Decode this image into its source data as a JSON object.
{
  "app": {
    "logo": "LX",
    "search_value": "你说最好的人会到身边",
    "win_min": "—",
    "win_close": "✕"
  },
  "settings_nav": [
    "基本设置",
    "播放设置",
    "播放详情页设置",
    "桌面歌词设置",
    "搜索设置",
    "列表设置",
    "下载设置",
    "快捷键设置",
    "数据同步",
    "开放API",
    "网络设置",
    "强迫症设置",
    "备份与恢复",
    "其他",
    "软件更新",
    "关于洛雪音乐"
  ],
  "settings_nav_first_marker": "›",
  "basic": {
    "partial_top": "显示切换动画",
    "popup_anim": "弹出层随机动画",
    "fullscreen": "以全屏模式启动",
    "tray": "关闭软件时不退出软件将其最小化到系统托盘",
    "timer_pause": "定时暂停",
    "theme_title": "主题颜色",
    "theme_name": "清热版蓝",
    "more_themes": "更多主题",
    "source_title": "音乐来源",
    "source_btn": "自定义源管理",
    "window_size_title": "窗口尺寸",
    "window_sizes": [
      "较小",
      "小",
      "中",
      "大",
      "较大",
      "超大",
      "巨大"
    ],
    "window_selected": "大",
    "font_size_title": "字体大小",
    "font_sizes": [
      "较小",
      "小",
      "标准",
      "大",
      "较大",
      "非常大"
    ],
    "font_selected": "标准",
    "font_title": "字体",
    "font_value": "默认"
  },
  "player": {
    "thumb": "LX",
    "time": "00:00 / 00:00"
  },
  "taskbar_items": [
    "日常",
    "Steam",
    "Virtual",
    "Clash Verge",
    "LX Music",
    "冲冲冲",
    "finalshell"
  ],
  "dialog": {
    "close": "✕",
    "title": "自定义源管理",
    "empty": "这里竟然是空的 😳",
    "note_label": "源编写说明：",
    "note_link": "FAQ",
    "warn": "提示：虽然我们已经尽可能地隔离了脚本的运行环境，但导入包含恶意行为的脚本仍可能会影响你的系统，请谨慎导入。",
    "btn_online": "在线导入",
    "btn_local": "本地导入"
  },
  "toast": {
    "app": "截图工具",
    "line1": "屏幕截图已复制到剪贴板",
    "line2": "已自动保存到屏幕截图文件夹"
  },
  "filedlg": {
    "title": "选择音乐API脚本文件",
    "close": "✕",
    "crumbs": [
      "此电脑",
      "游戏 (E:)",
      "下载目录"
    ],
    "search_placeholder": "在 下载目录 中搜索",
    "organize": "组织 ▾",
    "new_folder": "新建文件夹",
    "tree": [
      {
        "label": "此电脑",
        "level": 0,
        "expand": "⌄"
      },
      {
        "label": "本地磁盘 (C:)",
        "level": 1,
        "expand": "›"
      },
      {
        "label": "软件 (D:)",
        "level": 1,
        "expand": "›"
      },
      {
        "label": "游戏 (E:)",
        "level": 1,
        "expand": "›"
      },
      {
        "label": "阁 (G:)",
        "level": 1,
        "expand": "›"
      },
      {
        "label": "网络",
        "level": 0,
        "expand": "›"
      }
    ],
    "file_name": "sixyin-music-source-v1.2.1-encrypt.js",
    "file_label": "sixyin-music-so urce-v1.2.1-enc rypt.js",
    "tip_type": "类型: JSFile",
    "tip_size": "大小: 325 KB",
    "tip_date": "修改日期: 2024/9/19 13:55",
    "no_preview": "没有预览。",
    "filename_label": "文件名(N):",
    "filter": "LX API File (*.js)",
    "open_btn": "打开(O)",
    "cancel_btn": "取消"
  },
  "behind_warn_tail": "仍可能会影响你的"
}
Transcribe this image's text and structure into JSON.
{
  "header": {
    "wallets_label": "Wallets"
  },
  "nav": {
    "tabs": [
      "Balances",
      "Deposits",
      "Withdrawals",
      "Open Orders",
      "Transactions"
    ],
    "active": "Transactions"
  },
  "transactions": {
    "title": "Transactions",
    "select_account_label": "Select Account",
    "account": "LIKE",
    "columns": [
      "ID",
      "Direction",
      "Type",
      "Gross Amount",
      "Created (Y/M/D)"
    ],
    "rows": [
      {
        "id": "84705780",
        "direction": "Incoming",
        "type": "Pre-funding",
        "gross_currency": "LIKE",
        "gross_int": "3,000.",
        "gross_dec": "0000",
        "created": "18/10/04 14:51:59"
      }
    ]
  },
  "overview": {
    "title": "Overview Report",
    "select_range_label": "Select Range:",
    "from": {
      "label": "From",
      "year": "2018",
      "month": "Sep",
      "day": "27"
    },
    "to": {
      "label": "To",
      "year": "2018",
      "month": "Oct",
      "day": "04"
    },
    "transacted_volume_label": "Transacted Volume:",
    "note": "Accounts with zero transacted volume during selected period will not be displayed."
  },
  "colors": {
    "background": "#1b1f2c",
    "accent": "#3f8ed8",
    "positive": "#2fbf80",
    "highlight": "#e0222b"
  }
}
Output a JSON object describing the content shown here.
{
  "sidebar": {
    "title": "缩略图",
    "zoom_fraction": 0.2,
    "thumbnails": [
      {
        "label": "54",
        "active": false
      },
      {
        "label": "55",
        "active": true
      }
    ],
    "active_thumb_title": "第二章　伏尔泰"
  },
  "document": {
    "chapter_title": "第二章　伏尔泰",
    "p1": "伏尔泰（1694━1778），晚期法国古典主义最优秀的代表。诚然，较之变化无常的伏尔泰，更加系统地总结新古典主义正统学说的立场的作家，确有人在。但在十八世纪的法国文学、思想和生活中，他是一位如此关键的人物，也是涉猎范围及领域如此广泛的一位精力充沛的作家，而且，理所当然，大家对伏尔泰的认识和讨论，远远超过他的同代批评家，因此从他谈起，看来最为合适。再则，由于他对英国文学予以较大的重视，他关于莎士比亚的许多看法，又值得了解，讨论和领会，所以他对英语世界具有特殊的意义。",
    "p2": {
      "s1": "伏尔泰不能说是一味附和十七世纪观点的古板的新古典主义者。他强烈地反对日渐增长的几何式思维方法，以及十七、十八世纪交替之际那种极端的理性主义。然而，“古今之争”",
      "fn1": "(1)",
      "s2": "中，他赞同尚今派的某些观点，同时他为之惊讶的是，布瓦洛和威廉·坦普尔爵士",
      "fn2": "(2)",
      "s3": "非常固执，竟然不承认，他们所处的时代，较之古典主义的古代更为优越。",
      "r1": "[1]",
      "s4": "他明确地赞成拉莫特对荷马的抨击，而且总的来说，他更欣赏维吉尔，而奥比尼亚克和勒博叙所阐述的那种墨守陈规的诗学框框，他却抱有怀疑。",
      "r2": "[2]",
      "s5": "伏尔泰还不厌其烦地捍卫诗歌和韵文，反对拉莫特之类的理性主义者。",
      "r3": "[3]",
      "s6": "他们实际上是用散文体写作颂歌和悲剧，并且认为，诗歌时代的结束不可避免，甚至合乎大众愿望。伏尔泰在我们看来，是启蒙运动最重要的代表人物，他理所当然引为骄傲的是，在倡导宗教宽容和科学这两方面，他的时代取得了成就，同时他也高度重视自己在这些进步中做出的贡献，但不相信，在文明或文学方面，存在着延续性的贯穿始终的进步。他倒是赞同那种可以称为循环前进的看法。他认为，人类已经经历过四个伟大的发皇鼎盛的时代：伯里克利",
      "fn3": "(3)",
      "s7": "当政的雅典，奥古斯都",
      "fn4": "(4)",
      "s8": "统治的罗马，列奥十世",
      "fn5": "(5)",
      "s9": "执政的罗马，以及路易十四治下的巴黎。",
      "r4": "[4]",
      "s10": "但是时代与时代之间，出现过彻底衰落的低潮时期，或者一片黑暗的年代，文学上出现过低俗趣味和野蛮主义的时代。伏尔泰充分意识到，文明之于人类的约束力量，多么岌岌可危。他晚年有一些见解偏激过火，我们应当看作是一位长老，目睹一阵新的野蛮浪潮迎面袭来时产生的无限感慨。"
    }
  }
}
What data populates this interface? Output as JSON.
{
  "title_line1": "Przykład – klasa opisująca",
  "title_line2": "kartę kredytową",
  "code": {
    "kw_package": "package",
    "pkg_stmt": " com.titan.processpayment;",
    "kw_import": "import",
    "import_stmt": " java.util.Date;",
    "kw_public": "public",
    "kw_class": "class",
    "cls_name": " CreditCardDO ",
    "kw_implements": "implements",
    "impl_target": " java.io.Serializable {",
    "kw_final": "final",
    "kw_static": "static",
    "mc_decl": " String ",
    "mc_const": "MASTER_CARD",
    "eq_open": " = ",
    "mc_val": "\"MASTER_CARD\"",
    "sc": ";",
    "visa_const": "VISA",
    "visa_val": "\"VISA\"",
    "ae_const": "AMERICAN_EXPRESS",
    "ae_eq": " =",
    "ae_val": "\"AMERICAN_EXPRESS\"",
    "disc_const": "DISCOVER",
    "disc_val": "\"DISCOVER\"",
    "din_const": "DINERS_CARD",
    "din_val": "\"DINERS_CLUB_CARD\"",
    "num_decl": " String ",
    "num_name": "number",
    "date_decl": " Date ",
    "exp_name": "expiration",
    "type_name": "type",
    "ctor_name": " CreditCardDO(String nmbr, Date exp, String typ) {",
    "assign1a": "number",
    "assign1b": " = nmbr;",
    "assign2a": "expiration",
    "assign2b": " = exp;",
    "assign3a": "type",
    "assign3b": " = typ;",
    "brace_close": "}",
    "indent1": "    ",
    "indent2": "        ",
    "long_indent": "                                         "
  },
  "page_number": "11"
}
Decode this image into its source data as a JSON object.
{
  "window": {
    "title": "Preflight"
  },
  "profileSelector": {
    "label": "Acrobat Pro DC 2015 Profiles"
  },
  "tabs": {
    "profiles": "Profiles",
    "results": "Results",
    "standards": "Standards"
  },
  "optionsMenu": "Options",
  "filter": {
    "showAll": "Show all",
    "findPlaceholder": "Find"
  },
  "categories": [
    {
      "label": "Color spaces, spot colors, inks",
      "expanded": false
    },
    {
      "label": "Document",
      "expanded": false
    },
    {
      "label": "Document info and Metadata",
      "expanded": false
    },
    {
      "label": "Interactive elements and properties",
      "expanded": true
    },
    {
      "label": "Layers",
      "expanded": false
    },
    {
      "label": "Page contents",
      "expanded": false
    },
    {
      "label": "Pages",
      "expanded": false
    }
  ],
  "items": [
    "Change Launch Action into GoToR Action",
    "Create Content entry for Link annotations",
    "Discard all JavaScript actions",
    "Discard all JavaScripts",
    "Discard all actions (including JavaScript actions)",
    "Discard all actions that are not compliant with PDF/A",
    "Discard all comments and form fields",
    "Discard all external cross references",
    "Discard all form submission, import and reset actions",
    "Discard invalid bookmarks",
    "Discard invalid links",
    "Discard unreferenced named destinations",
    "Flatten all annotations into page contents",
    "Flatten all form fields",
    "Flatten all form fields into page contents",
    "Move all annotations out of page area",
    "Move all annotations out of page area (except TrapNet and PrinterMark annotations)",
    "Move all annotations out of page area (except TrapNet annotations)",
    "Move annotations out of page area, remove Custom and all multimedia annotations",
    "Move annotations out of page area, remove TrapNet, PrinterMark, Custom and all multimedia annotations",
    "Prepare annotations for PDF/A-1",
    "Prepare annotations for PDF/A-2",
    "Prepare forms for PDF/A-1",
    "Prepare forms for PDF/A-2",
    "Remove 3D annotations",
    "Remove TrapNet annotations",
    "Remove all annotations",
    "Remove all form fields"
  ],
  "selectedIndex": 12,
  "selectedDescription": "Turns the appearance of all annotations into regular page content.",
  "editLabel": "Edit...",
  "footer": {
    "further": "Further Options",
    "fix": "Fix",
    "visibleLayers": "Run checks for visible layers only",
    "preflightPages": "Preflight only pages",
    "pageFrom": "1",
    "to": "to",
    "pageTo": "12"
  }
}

○ ○ ○ ○

Collect each line above holding the string "contents".

■ SOLVED EXERCISE:
      "label": "Page contents",
    "Flatten all annotations into page contents",
    "Flatten all form fields into page contents",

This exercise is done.